(Dataset items)
▼▼▼

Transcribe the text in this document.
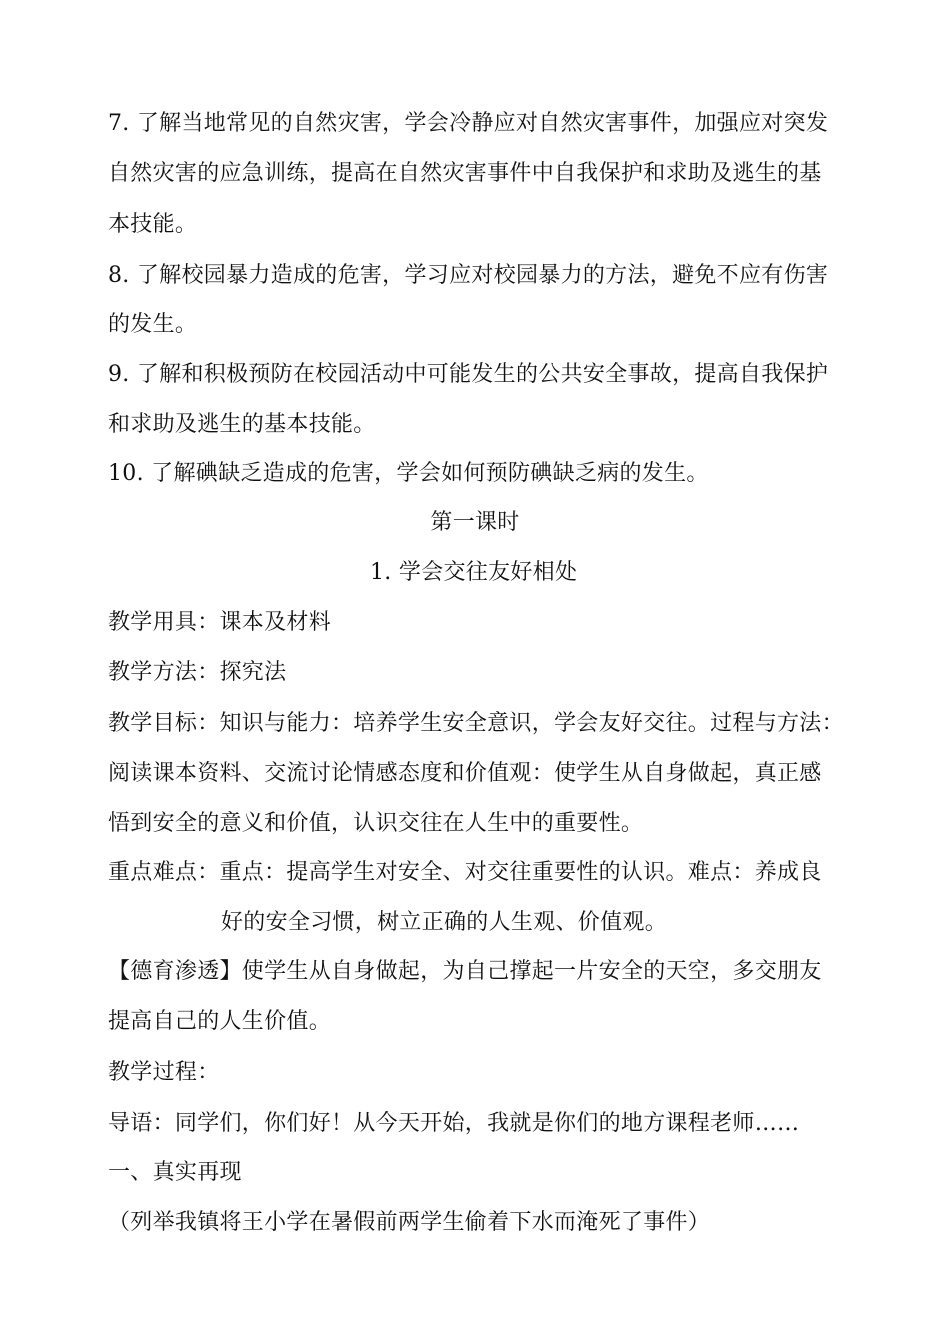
7. 了解当地常见的自然灾害，学会冷静应对自然灾害事件，加强应对突发
自然灾害的应急训练，提高在自然灾害事件中自我保护和求助及逃生的基
本技能。
8. 了解校园暴力造成的危害，学习应对校园暴力的方法，避免不应有伤害
的发生。
9. 了解和积极预防在校园活动中可能发生的公共安全事故，提高自我保护
和求助及逃生的基本技能。
10. 了解碘缺乏造成的危害，学会如何预防碘缺乏病的发生。
第一课时
1. 学会交往友好相处
教学用具：课本及材料
教学方法：探究法
教学目标：知识与能力：培养学生安全意识，学会友好交往。过程与方法：
阅读课本资料、交流讨论情感态度和价值观：使学生从自身做起，真正感
悟到安全的意义和价值，认识交往在人生中的重要性。
重点难点：重点：提高学生对安全、对交往重要性的认识。难点：养成良
好的安全习惯，树立正确的人生观、价值观。
【德育渗透】使学生从自身做起，为自己撑起一片安全的天空，多交朋友
提高自己的人生价值。
教学过程：
导语：同学们，你们好！从今天开始，我就是你们的地方课程老师……
一、真实再现
（列举我镇将王小学在暑假前两学生偷着下水而淹死了事件）
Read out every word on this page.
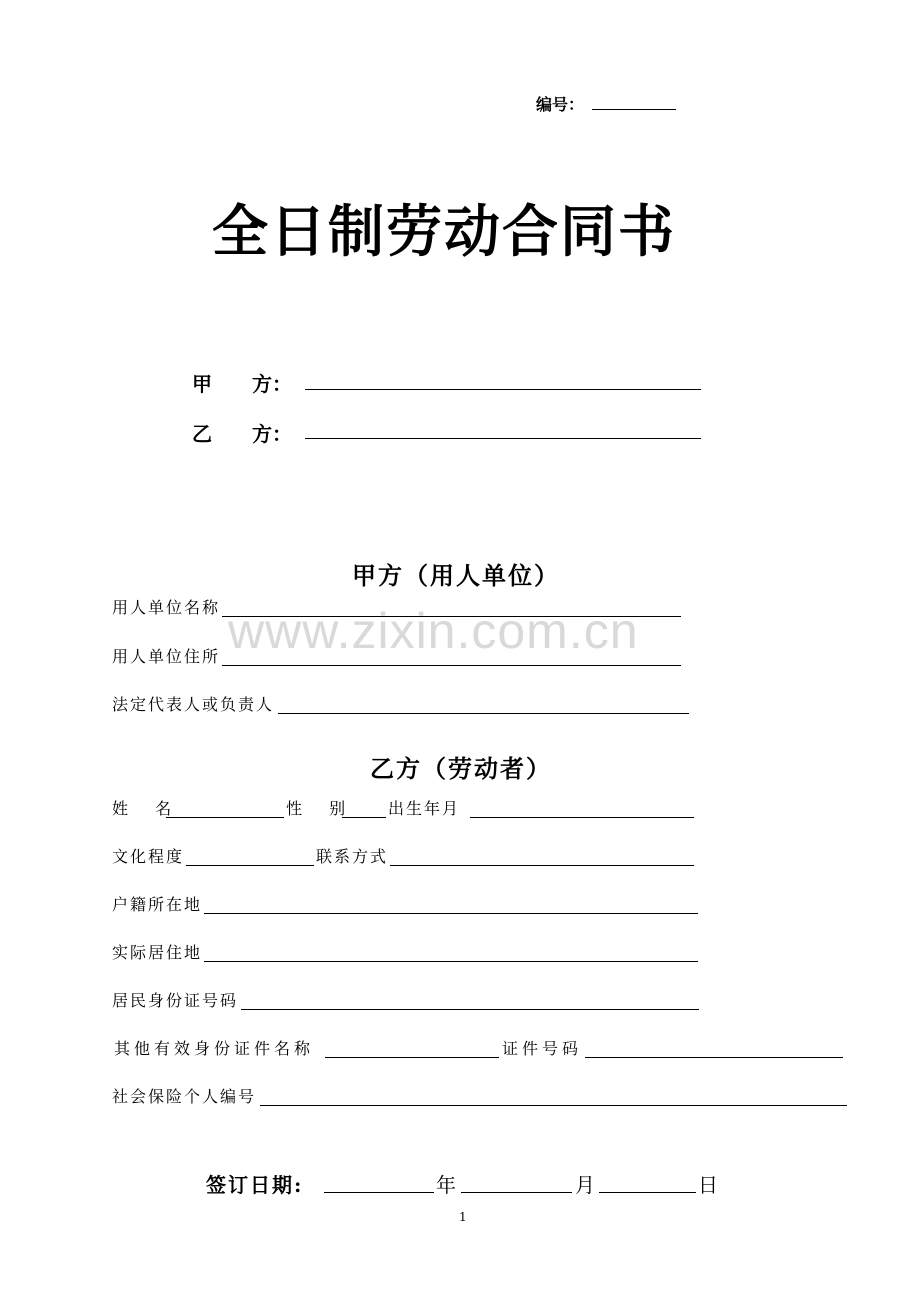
编号：
全日制劳动合同书
甲　　方：
乙　　方：
甲方（用人单位）
用人单位名称
用人单位住所
法定代表人或负责人
www.zixin.com.cn
乙方（劳动者）
姓　 名	性　 别	出生年月
文化程度	联系方式
户籍所在地
实际居住地
居民身份证号码
其他有效身份证件名称	证件号码
社会保险个人编号
签订日期:	年	月	日
1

▲▲▲

» **Requirement**
Output all of the entries verbatim, leaving out any images.

» **Result of the task**
Transcribe the text in this document.
7. 了解当地常见的自然灾害，学会冷静应对自然灾害事件，加强应对突发
自然灾害的应急训练，提高在自然灾害事件中自我保护和求助及逃生的基
本技能。
8. 了解校园暴力造成的危害，学习应对校园暴力的方法，避免不应有伤害
的发生。
9. 了解和积极预防在校园活动中可能发生的公共安全事故，提高自我保护
和求助及逃生的基本技能。
10. 了解碘缺乏造成的危害，学会如何预防碘缺乏病的发生。
第一课时
1. 学会交往友好相处
教学用具：课本及材料
教学方法：探究法
教学目标：知识与能力：培养学生安全意识，学会友好交往。过程与方法：
阅读课本资料、交流讨论情感态度和价值观：使学生从自身做起，真正感
悟到安全的意义和价值，认识交往在人生中的重要性。
重点难点：重点：提高学生对安全、对交往重要性的认识。难点：养成良
好的安全习惯，树立正确的人生观、价值观。
【德育渗透】使学生从自身做起，为自己撑起一片安全的天空，多交朋友
提高自己的人生价值。
教学过程：
导语：同学们，你们好！从今天开始，我就是你们的地方课程老师……
一、真实再现
（列举我镇将王小学在暑假前两学生偷着下水而淹死了事件）
Read out every word on this page.
编号：
全日制劳动合同书
甲　　方：
乙　　方：
甲方（用人单位）
用人单位名称
用人单位住所
法定代表人或负责人
www.zixin.com.cn
乙方（劳动者）
姓　 名	性　 别	出生年月
文化程度	联系方式
户籍所在地
实际居住地
居民身份证号码
其他有效身份证件名称	证件号码
社会保险个人编号
签订日期:	年	月	日
1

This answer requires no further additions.